Search the material for "semi" and show all lines that contain it.

[Items listed in a dataset]
• • • •
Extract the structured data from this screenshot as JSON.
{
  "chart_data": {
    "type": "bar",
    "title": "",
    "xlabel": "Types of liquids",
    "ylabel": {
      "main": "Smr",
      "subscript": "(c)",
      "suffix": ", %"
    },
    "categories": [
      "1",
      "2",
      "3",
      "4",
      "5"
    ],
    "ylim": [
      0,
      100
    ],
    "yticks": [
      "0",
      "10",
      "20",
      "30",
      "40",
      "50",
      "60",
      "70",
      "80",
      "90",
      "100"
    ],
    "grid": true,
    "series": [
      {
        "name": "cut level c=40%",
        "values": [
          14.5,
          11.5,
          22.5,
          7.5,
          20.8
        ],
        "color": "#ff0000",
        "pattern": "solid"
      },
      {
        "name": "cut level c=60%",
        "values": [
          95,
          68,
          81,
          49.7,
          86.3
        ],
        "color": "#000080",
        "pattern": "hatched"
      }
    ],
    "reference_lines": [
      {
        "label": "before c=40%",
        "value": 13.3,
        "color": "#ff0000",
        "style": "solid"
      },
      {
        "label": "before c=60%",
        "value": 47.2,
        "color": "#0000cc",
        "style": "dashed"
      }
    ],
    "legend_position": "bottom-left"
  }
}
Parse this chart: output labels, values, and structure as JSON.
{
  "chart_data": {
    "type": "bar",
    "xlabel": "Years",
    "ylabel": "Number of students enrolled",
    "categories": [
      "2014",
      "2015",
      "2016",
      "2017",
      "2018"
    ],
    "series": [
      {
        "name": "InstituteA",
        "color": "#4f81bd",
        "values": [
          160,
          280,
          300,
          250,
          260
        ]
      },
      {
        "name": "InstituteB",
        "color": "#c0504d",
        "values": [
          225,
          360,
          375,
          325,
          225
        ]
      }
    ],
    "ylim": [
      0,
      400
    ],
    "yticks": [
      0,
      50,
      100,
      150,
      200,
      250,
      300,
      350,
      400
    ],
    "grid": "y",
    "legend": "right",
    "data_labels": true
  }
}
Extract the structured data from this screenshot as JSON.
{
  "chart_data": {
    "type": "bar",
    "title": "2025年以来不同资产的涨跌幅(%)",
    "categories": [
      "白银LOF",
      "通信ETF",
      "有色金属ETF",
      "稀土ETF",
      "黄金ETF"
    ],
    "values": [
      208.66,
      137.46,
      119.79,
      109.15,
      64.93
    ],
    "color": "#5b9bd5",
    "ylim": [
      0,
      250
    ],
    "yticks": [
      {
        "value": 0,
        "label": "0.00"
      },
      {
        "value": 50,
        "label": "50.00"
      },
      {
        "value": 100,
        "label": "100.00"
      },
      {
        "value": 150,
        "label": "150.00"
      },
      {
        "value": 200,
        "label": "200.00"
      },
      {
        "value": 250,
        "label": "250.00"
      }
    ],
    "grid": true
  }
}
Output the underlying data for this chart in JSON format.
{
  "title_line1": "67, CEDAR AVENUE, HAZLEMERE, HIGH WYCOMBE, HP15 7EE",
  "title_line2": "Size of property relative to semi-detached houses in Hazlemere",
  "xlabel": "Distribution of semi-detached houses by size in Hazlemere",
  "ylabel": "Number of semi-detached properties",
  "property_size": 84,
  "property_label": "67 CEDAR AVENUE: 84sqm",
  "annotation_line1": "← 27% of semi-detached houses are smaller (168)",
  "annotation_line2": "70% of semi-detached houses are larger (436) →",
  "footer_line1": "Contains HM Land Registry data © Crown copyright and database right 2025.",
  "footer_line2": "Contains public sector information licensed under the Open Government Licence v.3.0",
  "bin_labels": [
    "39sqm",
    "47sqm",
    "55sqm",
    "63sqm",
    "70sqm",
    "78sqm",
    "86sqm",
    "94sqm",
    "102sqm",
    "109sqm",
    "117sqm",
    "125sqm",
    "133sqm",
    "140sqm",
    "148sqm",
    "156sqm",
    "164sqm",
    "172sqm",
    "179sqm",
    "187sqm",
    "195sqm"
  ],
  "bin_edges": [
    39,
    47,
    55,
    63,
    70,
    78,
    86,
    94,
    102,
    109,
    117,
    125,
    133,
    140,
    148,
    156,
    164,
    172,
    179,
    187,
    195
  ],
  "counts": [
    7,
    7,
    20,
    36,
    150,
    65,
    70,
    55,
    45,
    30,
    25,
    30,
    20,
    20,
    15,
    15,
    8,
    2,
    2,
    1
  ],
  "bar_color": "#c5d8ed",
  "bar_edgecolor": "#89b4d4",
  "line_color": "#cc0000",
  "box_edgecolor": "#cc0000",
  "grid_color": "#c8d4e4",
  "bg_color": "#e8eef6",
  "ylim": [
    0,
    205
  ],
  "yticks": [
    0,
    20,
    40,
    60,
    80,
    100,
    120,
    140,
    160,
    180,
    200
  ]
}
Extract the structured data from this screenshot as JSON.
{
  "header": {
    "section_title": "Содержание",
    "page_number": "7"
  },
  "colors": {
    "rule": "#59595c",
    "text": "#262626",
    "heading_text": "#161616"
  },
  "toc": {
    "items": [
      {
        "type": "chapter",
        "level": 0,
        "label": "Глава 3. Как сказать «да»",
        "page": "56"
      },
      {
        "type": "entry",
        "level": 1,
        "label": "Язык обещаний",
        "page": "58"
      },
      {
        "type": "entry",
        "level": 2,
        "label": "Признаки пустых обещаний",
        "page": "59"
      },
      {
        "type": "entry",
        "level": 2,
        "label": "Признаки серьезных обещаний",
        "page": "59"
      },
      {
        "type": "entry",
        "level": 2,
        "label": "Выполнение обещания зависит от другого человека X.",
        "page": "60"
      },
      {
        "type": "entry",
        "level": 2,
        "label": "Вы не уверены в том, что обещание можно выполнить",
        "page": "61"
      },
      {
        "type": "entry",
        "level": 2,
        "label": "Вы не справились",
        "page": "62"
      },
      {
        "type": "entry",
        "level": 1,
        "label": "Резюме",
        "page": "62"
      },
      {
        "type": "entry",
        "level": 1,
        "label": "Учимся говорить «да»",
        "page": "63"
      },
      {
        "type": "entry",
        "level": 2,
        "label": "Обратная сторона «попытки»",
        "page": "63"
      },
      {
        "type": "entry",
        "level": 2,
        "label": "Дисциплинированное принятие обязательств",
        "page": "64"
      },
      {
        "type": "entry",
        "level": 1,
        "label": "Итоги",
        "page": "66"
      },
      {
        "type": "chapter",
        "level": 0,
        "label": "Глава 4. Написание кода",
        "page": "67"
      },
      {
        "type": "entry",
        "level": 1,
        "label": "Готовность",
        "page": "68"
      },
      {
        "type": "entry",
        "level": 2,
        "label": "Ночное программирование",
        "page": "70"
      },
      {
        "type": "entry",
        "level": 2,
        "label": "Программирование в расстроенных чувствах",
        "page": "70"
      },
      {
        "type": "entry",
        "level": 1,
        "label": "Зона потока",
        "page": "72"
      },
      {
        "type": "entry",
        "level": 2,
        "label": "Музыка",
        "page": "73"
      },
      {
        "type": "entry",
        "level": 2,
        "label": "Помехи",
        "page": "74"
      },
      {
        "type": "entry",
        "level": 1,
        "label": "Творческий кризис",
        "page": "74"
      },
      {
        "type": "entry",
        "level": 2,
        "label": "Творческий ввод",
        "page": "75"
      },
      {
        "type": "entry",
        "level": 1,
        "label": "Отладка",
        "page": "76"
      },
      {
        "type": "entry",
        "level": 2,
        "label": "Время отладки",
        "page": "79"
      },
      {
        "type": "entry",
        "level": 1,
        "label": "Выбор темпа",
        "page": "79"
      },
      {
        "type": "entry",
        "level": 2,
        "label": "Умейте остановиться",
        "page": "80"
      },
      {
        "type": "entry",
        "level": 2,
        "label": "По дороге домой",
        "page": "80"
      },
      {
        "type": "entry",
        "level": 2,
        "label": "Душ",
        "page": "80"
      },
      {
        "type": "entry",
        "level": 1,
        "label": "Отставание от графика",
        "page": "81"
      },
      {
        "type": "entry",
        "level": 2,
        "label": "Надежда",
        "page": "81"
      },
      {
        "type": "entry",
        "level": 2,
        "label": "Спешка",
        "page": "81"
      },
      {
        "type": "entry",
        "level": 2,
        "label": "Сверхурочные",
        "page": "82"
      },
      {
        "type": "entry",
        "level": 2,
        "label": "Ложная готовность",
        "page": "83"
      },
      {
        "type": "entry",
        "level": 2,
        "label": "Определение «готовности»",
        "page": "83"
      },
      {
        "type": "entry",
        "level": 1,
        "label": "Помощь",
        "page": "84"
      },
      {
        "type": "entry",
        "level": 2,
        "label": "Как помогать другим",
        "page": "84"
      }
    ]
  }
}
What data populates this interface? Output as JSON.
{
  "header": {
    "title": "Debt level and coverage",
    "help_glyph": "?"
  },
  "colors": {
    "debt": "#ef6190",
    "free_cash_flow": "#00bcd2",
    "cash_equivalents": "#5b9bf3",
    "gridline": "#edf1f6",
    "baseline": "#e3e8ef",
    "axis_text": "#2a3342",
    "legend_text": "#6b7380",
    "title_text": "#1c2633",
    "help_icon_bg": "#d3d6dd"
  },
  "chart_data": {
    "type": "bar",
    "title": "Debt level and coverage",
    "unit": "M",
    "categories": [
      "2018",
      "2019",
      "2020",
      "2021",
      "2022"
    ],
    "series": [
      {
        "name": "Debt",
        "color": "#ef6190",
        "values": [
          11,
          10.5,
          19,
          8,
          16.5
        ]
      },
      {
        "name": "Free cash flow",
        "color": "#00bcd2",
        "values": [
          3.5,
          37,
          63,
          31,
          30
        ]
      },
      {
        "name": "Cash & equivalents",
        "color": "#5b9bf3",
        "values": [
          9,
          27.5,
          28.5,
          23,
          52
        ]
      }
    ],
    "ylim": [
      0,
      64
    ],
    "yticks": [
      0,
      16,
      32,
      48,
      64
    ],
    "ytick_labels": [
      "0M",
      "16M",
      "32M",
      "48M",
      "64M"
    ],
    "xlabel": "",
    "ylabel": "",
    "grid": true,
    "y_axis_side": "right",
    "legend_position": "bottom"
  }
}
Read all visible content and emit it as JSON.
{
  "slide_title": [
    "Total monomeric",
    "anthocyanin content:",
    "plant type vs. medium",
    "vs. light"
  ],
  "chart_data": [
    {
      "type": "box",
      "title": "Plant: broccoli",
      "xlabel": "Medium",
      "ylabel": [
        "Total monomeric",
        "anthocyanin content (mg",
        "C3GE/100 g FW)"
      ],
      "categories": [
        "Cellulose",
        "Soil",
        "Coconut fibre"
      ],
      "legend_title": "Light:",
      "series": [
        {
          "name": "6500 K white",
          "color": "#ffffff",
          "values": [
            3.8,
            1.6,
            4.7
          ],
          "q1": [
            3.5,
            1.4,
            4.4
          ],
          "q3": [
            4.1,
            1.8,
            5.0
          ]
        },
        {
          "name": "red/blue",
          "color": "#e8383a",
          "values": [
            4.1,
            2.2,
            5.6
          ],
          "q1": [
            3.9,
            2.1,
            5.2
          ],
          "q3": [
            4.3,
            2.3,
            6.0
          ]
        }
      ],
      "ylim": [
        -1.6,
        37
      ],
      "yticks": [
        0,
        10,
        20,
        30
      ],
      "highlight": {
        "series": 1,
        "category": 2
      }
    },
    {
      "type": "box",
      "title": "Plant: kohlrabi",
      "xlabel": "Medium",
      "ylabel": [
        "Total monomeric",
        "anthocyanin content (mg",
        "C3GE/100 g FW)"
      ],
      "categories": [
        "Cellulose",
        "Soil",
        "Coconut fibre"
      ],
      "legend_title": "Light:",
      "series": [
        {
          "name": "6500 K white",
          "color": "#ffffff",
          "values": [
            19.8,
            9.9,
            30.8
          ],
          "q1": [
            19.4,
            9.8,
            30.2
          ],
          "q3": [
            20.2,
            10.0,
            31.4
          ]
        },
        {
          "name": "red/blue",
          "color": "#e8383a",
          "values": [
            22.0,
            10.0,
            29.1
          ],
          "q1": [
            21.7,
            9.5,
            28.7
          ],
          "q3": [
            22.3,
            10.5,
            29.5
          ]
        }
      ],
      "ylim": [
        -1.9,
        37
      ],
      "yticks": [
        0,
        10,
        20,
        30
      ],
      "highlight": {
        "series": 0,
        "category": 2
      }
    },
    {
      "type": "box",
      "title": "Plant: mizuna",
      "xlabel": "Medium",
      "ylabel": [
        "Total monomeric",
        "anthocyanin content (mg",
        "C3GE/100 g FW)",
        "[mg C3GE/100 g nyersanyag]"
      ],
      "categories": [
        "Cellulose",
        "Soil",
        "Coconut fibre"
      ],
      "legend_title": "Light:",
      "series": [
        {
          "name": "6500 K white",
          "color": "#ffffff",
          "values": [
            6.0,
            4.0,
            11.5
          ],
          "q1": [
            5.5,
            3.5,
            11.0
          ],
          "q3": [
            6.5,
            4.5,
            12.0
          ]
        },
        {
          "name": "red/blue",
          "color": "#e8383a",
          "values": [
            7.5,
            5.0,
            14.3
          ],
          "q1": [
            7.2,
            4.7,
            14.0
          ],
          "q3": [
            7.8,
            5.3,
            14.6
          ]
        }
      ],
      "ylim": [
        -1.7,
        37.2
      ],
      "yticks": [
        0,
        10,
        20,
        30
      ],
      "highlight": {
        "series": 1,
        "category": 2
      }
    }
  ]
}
• • • •
### Result
  "title_line2": "Size of property relative to semi-detached houses in Hazlemere",
  "xlabel": "Distribution of semi-detached houses by size in Hazlemere",
  "ylabel": "Number of semi-detached properties",
  "annotation_line1": "← 27% of semi-detached houses are smaller (168)",
  "annotation_line2": "70% of semi-detached houses are larger (436) →",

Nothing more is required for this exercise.